▶ The exercise: Search the listing below for the word "JSON" and copy each line that holds it.

(A block of data)
───

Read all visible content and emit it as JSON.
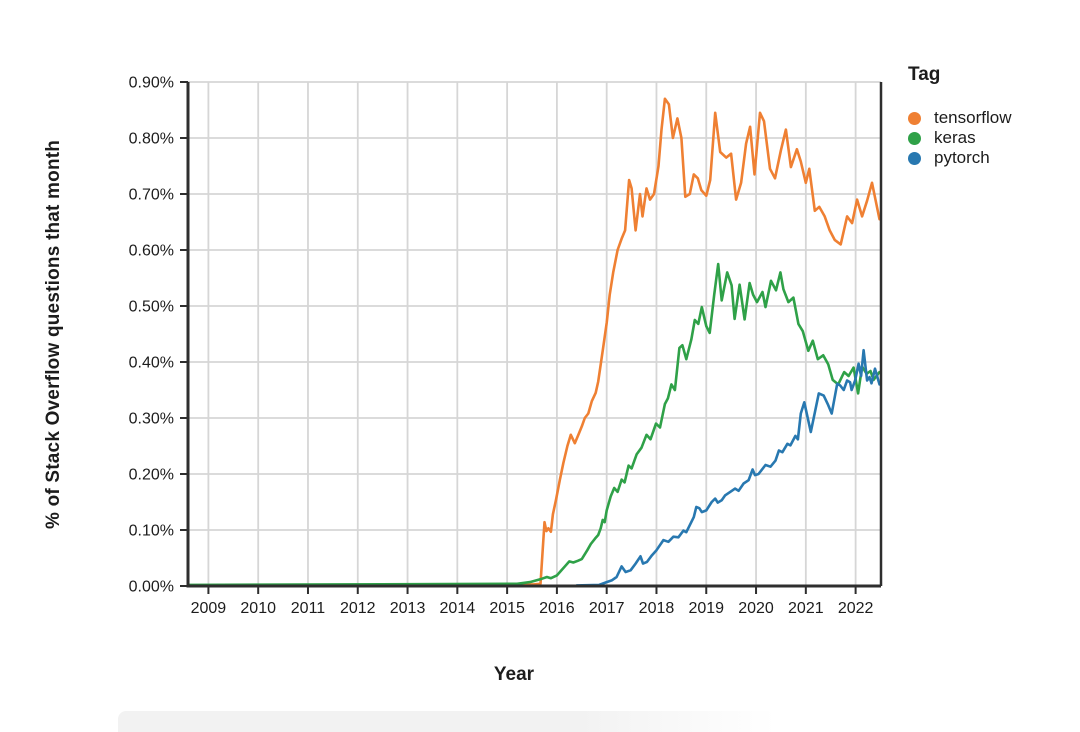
{
  "page": {
    "background": "#ffffff"
  },
  "colors": {
    "axis": "#2e2e2e",
    "grid": "#d6d6d6",
    "text": "#1c1c1c",
    "bottom_band": "#f2f2f2"
  },
  "chart_data": {
    "type": "line",
    "xlabel": "Year",
    "ylabel": "% of Stack Overflow questions that month",
    "legend_title": "Tag",
    "legend_position": "right",
    "grid": true,
    "xlim": [
      2008.59,
      2022.51
    ],
    "ylim": [
      0,
      0.9
    ],
    "x_tick_values": [
      2009,
      2010,
      2011,
      2012,
      2013,
      2014,
      2015,
      2016,
      2017,
      2018,
      2019,
      2020,
      2021,
      2022
    ],
    "x_tick_labels": [
      "2009",
      "2010",
      "2011",
      "2012",
      "2013",
      "2014",
      "2015",
      "2016",
      "2017",
      "2018",
      "2019",
      "2020",
      "2021",
      "2022"
    ],
    "y_tick_values": [
      0,
      0.1,
      0.2,
      0.3,
      0.4,
      0.5,
      0.6,
      0.7,
      0.8,
      0.9
    ],
    "y_tick_labels": [
      "0.00%",
      "0.10%",
      "0.20%",
      "0.30%",
      "0.40%",
      "0.50%",
      "0.60%",
      "0.70%",
      "0.80%",
      "0.90%"
    ],
    "y_unit": "% of Stack Overflow questions that month",
    "series": [
      {
        "name": "tensorflow",
        "color": "#ef8033",
        "points": [
          [
            2008.7,
            0
          ],
          [
            2015.55,
            0.003
          ],
          [
            2015.67,
            0.004
          ],
          [
            2015.75,
            0.114
          ],
          [
            2015.79,
            0.098
          ],
          [
            2015.83,
            0.103
          ],
          [
            2015.88,
            0.097
          ],
          [
            2015.92,
            0.128
          ],
          [
            2015.98,
            0.153
          ],
          [
            2016.06,
            0.19
          ],
          [
            2016.13,
            0.22
          ],
          [
            2016.21,
            0.25
          ],
          [
            2016.28,
            0.27
          ],
          [
            2016.36,
            0.255
          ],
          [
            2016.44,
            0.272
          ],
          [
            2016.5,
            0.285
          ],
          [
            2016.56,
            0.3
          ],
          [
            2016.63,
            0.308
          ],
          [
            2016.7,
            0.33
          ],
          [
            2016.78,
            0.345
          ],
          [
            2016.83,
            0.365
          ],
          [
            2016.92,
            0.42
          ],
          [
            2017.0,
            0.47
          ],
          [
            2017.06,
            0.52
          ],
          [
            2017.13,
            0.56
          ],
          [
            2017.22,
            0.6
          ],
          [
            2017.3,
            0.62
          ],
          [
            2017.37,
            0.635
          ],
          [
            2017.45,
            0.725
          ],
          [
            2017.5,
            0.71
          ],
          [
            2017.58,
            0.635
          ],
          [
            2017.67,
            0.7
          ],
          [
            2017.72,
            0.66
          ],
          [
            2017.8,
            0.71
          ],
          [
            2017.87,
            0.69
          ],
          [
            2017.95,
            0.7
          ],
          [
            2018.04,
            0.75
          ],
          [
            2018.1,
            0.815
          ],
          [
            2018.17,
            0.87
          ],
          [
            2018.25,
            0.86
          ],
          [
            2018.33,
            0.8
          ],
          [
            2018.42,
            0.835
          ],
          [
            2018.5,
            0.8
          ],
          [
            2018.58,
            0.695
          ],
          [
            2018.67,
            0.7
          ],
          [
            2018.75,
            0.735
          ],
          [
            2018.83,
            0.728
          ],
          [
            2018.9,
            0.707
          ],
          [
            2019.0,
            0.697
          ],
          [
            2019.08,
            0.725
          ],
          [
            2019.18,
            0.845
          ],
          [
            2019.28,
            0.775
          ],
          [
            2019.4,
            0.765
          ],
          [
            2019.5,
            0.772
          ],
          [
            2019.6,
            0.69
          ],
          [
            2019.7,
            0.72
          ],
          [
            2019.8,
            0.79
          ],
          [
            2019.88,
            0.82
          ],
          [
            2019.97,
            0.735
          ],
          [
            2020.08,
            0.845
          ],
          [
            2020.16,
            0.83
          ],
          [
            2020.28,
            0.745
          ],
          [
            2020.38,
            0.728
          ],
          [
            2020.5,
            0.778
          ],
          [
            2020.6,
            0.815
          ],
          [
            2020.7,
            0.748
          ],
          [
            2020.82,
            0.78
          ],
          [
            2020.9,
            0.758
          ],
          [
            2021.0,
            0.72
          ],
          [
            2021.07,
            0.745
          ],
          [
            2021.18,
            0.67
          ],
          [
            2021.27,
            0.677
          ],
          [
            2021.38,
            0.66
          ],
          [
            2021.48,
            0.635
          ],
          [
            2021.58,
            0.618
          ],
          [
            2021.7,
            0.61
          ],
          [
            2021.83,
            0.66
          ],
          [
            2021.93,
            0.648
          ],
          [
            2022.03,
            0.69
          ],
          [
            2022.13,
            0.66
          ],
          [
            2022.23,
            0.688
          ],
          [
            2022.33,
            0.72
          ],
          [
            2022.48,
            0.655
          ]
        ]
      },
      {
        "name": "keras",
        "color": "#2fa148",
        "points": [
          [
            2008.59,
            0.002
          ],
          [
            2015.2,
            0.004
          ],
          [
            2015.46,
            0.007
          ],
          [
            2015.7,
            0.013
          ],
          [
            2015.8,
            0.016
          ],
          [
            2015.88,
            0.014
          ],
          [
            2016.0,
            0.019
          ],
          [
            2016.08,
            0.027
          ],
          [
            2016.17,
            0.036
          ],
          [
            2016.25,
            0.044
          ],
          [
            2016.33,
            0.042
          ],
          [
            2016.42,
            0.045
          ],
          [
            2016.5,
            0.048
          ],
          [
            2016.61,
            0.064
          ],
          [
            2016.68,
            0.075
          ],
          [
            2016.77,
            0.085
          ],
          [
            2016.83,
            0.091
          ],
          [
            2016.88,
            0.103
          ],
          [
            2016.92,
            0.118
          ],
          [
            2016.96,
            0.114
          ],
          [
            2017.0,
            0.135
          ],
          [
            2017.08,
            0.16
          ],
          [
            2017.15,
            0.175
          ],
          [
            2017.22,
            0.168
          ],
          [
            2017.3,
            0.19
          ],
          [
            2017.36,
            0.185
          ],
          [
            2017.44,
            0.215
          ],
          [
            2017.5,
            0.21
          ],
          [
            2017.6,
            0.235
          ],
          [
            2017.7,
            0.247
          ],
          [
            2017.8,
            0.27
          ],
          [
            2017.88,
            0.262
          ],
          [
            2017.99,
            0.29
          ],
          [
            2018.07,
            0.283
          ],
          [
            2018.17,
            0.325
          ],
          [
            2018.23,
            0.335
          ],
          [
            2018.3,
            0.36
          ],
          [
            2018.37,
            0.35
          ],
          [
            2018.46,
            0.425
          ],
          [
            2018.52,
            0.43
          ],
          [
            2018.6,
            0.405
          ],
          [
            2018.7,
            0.44
          ],
          [
            2018.77,
            0.475
          ],
          [
            2018.84,
            0.468
          ],
          [
            2018.91,
            0.498
          ],
          [
            2019.0,
            0.464
          ],
          [
            2019.07,
            0.452
          ],
          [
            2019.16,
            0.52
          ],
          [
            2019.24,
            0.575
          ],
          [
            2019.31,
            0.51
          ],
          [
            2019.42,
            0.56
          ],
          [
            2019.51,
            0.537
          ],
          [
            2019.57,
            0.477
          ],
          [
            2019.67,
            0.538
          ],
          [
            2019.77,
            0.476
          ],
          [
            2019.87,
            0.541
          ],
          [
            2019.94,
            0.52
          ],
          [
            2020.02,
            0.507
          ],
          [
            2020.13,
            0.525
          ],
          [
            2020.19,
            0.498
          ],
          [
            2020.3,
            0.545
          ],
          [
            2020.4,
            0.528
          ],
          [
            2020.49,
            0.56
          ],
          [
            2020.55,
            0.53
          ],
          [
            2020.65,
            0.507
          ],
          [
            2020.75,
            0.515
          ],
          [
            2020.85,
            0.468
          ],
          [
            2020.94,
            0.455
          ],
          [
            2021.05,
            0.42
          ],
          [
            2021.14,
            0.438
          ],
          [
            2021.24,
            0.405
          ],
          [
            2021.35,
            0.412
          ],
          [
            2021.45,
            0.396
          ],
          [
            2021.54,
            0.368
          ],
          [
            2021.65,
            0.36
          ],
          [
            2021.77,
            0.382
          ],
          [
            2021.86,
            0.375
          ],
          [
            2021.96,
            0.39
          ],
          [
            2022.05,
            0.344
          ],
          [
            2022.13,
            0.392
          ],
          [
            2022.22,
            0.379
          ],
          [
            2022.3,
            0.384
          ],
          [
            2022.36,
            0.368
          ],
          [
            2022.48,
            0.382
          ]
        ]
      },
      {
        "name": "pytorch",
        "color": "#2878b0",
        "points": [
          [
            2016.4,
            0.001
          ],
          [
            2016.85,
            0.002
          ],
          [
            2017.0,
            0.007
          ],
          [
            2017.1,
            0.01
          ],
          [
            2017.2,
            0.016
          ],
          [
            2017.3,
            0.035
          ],
          [
            2017.38,
            0.025
          ],
          [
            2017.48,
            0.028
          ],
          [
            2017.58,
            0.04
          ],
          [
            2017.68,
            0.053
          ],
          [
            2017.73,
            0.04
          ],
          [
            2017.81,
            0.043
          ],
          [
            2017.91,
            0.055
          ],
          [
            2018.0,
            0.064
          ],
          [
            2018.14,
            0.082
          ],
          [
            2018.24,
            0.079
          ],
          [
            2018.34,
            0.088
          ],
          [
            2018.44,
            0.087
          ],
          [
            2018.54,
            0.099
          ],
          [
            2018.6,
            0.096
          ],
          [
            2018.75,
            0.123
          ],
          [
            2018.8,
            0.141
          ],
          [
            2018.86,
            0.139
          ],
          [
            2018.91,
            0.132
          ],
          [
            2019.0,
            0.135
          ],
          [
            2019.11,
            0.15
          ],
          [
            2019.18,
            0.156
          ],
          [
            2019.23,
            0.149
          ],
          [
            2019.31,
            0.153
          ],
          [
            2019.38,
            0.162
          ],
          [
            2019.48,
            0.168
          ],
          [
            2019.58,
            0.174
          ],
          [
            2019.65,
            0.17
          ],
          [
            2019.75,
            0.183
          ],
          [
            2019.85,
            0.189
          ],
          [
            2019.93,
            0.208
          ],
          [
            2019.98,
            0.198
          ],
          [
            2020.05,
            0.2
          ],
          [
            2020.19,
            0.216
          ],
          [
            2020.29,
            0.213
          ],
          [
            2020.39,
            0.224
          ],
          [
            2020.46,
            0.242
          ],
          [
            2020.53,
            0.239
          ],
          [
            2020.63,
            0.254
          ],
          [
            2020.69,
            0.251
          ],
          [
            2020.79,
            0.268
          ],
          [
            2020.84,
            0.262
          ],
          [
            2020.9,
            0.308
          ],
          [
            2020.97,
            0.328
          ],
          [
            2021.1,
            0.275
          ],
          [
            2021.26,
            0.344
          ],
          [
            2021.36,
            0.34
          ],
          [
            2021.45,
            0.323
          ],
          [
            2021.52,
            0.308
          ],
          [
            2021.63,
            0.361
          ],
          [
            2021.69,
            0.358
          ],
          [
            2021.76,
            0.35
          ],
          [
            2021.83,
            0.367
          ],
          [
            2021.89,
            0.364
          ],
          [
            2021.92,
            0.35
          ],
          [
            2021.99,
            0.367
          ],
          [
            2022.06,
            0.397
          ],
          [
            2022.11,
            0.375
          ],
          [
            2022.16,
            0.421
          ],
          [
            2022.23,
            0.367
          ],
          [
            2022.28,
            0.373
          ],
          [
            2022.32,
            0.362
          ],
          [
            2022.39,
            0.388
          ],
          [
            2022.48,
            0.36
          ]
        ]
      }
    ]
  }
}
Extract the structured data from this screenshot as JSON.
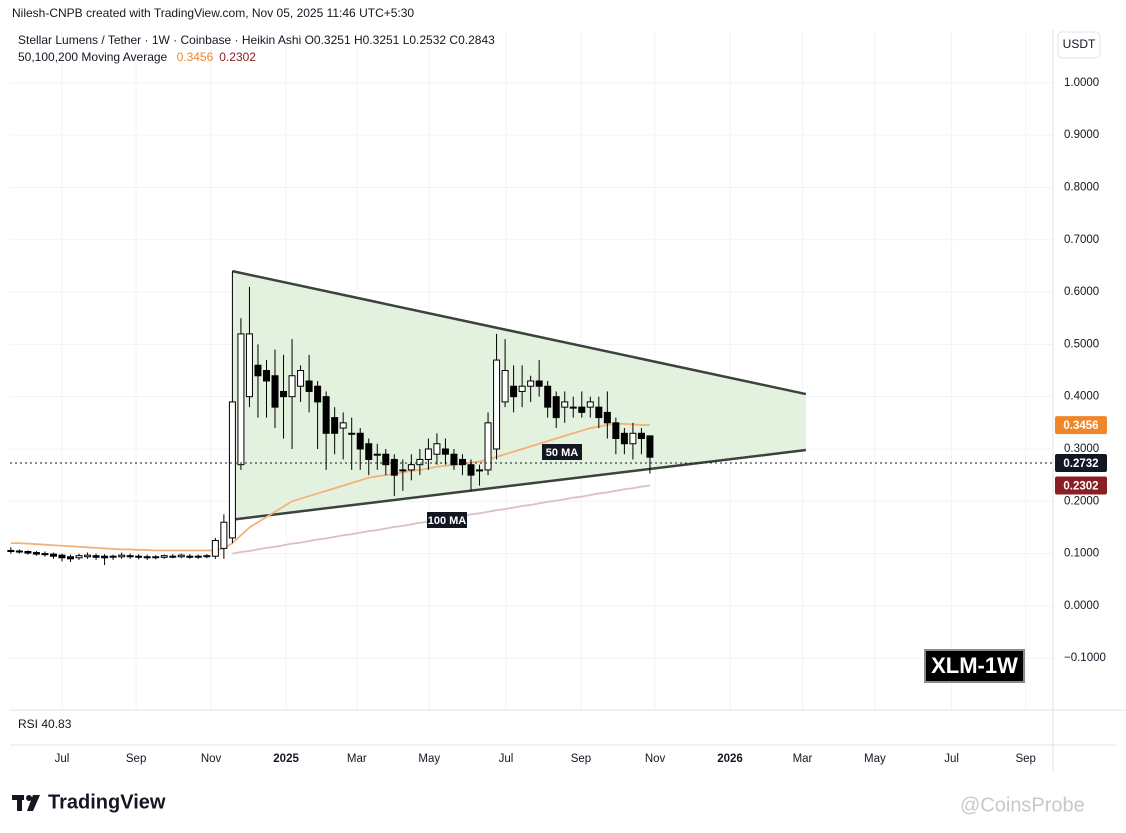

───

▶ Result:
Read all visible content and emit it as JSON.
Extract the structured data from this screenshot as JSON.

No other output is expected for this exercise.